Reproduce the records below without any changes, covering the stretch from the start of the records through the line that contains "chevron-down-icon[interactable] — [250, 526, 264, 540]". Output only those lines.

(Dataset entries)
━━━━━━━━━━━━━━━━━━━━━━━━━━━━━━
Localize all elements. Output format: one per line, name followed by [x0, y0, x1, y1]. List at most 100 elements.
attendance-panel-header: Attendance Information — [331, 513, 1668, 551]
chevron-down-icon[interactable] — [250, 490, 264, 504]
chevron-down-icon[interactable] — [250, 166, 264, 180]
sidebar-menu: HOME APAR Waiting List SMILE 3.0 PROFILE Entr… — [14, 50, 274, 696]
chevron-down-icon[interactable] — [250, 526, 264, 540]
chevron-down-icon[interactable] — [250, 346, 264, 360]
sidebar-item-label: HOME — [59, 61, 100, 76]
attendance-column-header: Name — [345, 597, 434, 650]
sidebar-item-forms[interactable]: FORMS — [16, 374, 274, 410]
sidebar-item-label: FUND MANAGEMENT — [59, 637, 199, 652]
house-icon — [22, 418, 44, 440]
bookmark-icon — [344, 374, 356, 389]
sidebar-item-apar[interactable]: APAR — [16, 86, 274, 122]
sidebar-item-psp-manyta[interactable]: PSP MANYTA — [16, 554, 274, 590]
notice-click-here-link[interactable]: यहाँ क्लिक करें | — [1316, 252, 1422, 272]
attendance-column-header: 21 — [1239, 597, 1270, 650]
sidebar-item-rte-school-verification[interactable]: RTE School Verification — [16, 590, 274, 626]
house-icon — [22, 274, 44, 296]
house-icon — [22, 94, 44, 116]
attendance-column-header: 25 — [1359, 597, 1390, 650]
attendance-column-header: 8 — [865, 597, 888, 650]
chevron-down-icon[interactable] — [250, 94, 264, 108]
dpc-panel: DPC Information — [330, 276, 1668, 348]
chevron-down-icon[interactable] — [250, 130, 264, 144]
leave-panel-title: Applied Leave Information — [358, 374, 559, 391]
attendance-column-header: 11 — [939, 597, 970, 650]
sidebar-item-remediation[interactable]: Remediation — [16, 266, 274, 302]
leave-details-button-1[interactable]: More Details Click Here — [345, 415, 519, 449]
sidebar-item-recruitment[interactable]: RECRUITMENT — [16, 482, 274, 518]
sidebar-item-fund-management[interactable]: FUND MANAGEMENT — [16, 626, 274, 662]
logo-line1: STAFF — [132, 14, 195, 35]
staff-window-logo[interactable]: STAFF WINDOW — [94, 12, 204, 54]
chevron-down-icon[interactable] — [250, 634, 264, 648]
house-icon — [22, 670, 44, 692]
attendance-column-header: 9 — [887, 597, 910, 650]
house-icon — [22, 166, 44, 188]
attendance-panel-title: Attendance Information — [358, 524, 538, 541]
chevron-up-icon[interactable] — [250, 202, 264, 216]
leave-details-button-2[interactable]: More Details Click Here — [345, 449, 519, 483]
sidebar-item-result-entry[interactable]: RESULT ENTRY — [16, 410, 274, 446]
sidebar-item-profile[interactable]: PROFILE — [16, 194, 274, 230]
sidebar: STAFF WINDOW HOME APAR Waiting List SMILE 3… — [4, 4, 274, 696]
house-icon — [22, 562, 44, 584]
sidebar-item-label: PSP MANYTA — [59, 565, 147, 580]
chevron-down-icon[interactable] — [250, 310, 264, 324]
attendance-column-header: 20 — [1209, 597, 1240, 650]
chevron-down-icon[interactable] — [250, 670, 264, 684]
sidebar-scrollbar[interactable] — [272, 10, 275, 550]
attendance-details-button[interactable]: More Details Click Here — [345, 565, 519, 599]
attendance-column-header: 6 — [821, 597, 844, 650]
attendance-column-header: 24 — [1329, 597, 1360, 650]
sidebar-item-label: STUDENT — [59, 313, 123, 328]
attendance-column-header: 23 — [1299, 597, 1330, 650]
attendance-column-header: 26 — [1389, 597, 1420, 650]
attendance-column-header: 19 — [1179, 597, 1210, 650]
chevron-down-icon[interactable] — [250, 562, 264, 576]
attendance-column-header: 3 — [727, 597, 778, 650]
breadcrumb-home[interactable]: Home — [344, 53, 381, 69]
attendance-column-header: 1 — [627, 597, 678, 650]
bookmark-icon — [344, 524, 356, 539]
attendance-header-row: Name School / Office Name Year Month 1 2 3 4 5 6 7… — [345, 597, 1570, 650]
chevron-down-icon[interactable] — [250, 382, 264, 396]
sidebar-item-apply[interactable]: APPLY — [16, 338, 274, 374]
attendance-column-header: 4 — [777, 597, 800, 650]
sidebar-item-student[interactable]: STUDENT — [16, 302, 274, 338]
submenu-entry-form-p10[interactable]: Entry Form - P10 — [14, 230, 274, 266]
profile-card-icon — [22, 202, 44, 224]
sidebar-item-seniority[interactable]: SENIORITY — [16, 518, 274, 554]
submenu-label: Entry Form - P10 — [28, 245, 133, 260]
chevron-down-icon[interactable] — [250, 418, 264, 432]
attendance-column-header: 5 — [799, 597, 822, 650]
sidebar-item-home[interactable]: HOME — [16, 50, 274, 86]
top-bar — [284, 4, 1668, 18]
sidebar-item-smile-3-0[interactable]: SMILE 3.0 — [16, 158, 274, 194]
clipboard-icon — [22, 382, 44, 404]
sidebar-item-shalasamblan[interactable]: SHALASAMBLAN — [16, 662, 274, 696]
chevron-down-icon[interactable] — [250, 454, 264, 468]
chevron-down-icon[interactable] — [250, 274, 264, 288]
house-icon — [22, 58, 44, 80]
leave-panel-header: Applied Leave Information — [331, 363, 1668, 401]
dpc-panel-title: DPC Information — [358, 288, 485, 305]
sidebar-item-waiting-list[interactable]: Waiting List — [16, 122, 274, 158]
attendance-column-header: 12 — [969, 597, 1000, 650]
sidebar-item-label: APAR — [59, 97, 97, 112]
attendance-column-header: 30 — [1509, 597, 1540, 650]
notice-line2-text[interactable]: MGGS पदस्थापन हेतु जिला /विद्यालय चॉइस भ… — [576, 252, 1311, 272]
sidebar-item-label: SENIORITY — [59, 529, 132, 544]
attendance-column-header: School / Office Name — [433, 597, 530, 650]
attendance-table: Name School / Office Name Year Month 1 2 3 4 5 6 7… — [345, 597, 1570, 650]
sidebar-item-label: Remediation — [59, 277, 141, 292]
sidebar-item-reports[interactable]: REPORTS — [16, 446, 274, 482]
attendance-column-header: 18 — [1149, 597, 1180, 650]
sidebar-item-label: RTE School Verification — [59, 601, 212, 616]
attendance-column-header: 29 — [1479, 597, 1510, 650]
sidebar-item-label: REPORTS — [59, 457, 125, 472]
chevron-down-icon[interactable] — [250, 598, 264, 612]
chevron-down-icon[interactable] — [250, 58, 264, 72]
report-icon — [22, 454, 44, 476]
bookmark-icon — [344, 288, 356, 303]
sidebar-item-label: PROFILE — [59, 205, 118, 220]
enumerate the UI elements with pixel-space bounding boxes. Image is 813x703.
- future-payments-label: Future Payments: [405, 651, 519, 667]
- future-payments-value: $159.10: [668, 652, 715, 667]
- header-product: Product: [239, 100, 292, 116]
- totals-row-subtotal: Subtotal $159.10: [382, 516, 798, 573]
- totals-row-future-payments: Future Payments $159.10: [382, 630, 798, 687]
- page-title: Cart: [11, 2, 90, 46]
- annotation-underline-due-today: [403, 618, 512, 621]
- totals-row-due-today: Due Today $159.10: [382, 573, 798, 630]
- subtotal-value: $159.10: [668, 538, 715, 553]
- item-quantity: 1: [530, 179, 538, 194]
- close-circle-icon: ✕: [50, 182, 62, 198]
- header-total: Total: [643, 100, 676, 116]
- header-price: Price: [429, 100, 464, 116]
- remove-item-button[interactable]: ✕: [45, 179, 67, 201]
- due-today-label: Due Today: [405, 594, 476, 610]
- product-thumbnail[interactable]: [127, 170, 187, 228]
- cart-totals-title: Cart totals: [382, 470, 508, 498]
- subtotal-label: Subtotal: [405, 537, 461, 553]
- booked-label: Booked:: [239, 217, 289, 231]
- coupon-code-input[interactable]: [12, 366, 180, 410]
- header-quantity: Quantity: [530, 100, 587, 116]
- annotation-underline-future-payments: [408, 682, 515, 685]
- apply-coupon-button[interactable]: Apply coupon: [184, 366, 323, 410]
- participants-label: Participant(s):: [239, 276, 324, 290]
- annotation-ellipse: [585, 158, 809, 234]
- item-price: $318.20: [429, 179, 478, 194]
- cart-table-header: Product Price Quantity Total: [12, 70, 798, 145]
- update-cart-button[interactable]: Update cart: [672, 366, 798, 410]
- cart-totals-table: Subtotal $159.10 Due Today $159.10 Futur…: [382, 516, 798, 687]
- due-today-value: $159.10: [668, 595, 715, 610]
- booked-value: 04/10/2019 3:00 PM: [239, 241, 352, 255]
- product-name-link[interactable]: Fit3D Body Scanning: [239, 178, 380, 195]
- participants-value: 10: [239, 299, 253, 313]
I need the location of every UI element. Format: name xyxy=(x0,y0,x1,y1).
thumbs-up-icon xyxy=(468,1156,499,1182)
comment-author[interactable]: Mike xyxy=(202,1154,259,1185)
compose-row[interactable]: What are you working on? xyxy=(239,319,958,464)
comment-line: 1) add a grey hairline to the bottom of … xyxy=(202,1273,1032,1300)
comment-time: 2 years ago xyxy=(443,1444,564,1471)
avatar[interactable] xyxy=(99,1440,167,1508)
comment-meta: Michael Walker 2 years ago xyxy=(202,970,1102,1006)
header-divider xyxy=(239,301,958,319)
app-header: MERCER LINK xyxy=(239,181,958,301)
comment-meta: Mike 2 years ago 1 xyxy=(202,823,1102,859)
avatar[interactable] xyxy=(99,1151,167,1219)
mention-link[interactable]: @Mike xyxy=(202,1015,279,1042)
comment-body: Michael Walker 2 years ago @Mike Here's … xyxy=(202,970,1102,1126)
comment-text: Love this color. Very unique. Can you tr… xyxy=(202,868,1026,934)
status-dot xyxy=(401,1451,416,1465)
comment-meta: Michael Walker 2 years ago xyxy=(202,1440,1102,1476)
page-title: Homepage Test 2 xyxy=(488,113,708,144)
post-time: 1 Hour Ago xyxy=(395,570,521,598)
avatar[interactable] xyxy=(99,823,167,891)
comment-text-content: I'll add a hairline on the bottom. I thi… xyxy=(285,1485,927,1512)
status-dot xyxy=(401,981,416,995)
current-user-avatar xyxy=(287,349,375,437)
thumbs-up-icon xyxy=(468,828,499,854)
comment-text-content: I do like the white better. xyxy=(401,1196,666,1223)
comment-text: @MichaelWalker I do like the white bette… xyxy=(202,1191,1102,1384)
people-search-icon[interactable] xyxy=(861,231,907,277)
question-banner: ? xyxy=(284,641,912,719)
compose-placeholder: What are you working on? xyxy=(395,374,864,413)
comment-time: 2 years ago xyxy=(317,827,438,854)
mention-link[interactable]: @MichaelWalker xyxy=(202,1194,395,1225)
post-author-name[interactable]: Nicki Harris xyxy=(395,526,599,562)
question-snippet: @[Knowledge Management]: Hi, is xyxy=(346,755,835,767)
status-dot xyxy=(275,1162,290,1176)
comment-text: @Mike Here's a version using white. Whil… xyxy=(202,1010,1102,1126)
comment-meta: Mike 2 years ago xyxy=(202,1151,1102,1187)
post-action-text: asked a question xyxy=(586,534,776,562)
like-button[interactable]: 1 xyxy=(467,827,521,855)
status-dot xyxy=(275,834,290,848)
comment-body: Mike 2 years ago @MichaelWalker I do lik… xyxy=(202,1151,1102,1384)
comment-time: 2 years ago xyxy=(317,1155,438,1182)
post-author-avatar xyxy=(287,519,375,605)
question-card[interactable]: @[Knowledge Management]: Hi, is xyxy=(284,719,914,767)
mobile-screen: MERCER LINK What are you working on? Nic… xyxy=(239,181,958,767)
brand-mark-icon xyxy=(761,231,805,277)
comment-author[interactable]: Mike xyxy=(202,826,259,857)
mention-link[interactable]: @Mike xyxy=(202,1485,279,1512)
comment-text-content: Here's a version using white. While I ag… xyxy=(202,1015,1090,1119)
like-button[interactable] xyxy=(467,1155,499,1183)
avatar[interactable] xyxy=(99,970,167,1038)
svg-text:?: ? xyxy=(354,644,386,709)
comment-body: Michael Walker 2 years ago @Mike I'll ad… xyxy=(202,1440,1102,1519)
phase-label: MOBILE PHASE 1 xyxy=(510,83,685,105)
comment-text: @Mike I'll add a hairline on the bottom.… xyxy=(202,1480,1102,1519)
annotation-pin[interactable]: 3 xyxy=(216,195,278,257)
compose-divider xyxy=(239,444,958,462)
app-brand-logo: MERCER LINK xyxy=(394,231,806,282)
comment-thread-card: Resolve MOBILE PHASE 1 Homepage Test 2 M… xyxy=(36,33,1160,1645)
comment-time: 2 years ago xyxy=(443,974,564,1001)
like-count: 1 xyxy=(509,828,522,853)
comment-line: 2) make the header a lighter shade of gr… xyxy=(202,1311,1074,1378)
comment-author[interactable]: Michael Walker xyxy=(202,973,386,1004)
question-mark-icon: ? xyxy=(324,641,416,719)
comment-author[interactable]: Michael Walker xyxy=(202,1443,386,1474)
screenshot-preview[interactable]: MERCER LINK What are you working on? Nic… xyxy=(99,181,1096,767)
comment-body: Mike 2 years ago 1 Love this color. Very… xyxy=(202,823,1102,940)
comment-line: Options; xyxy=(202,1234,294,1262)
━━━━━━━━━━━━━━━━━━━━━━━━━━━━━━
CORRECT OUTPUT:
Localize all elements. Output format: one per line, name followed by [x0, y0, x1, y1]. List at most 100 elements.
attendance-panel-header: Attendance Information — [331, 513, 1668, 551]
chevron-down-icon[interactable] — [250, 490, 264, 504]
chevron-down-icon[interactable] — [250, 166, 264, 180]
sidebar-menu: HOME APAR Waiting List SMILE 3.0 PROFILE Entr… — [14, 50, 274, 696]
chevron-down-icon[interactable] — [250, 526, 264, 540]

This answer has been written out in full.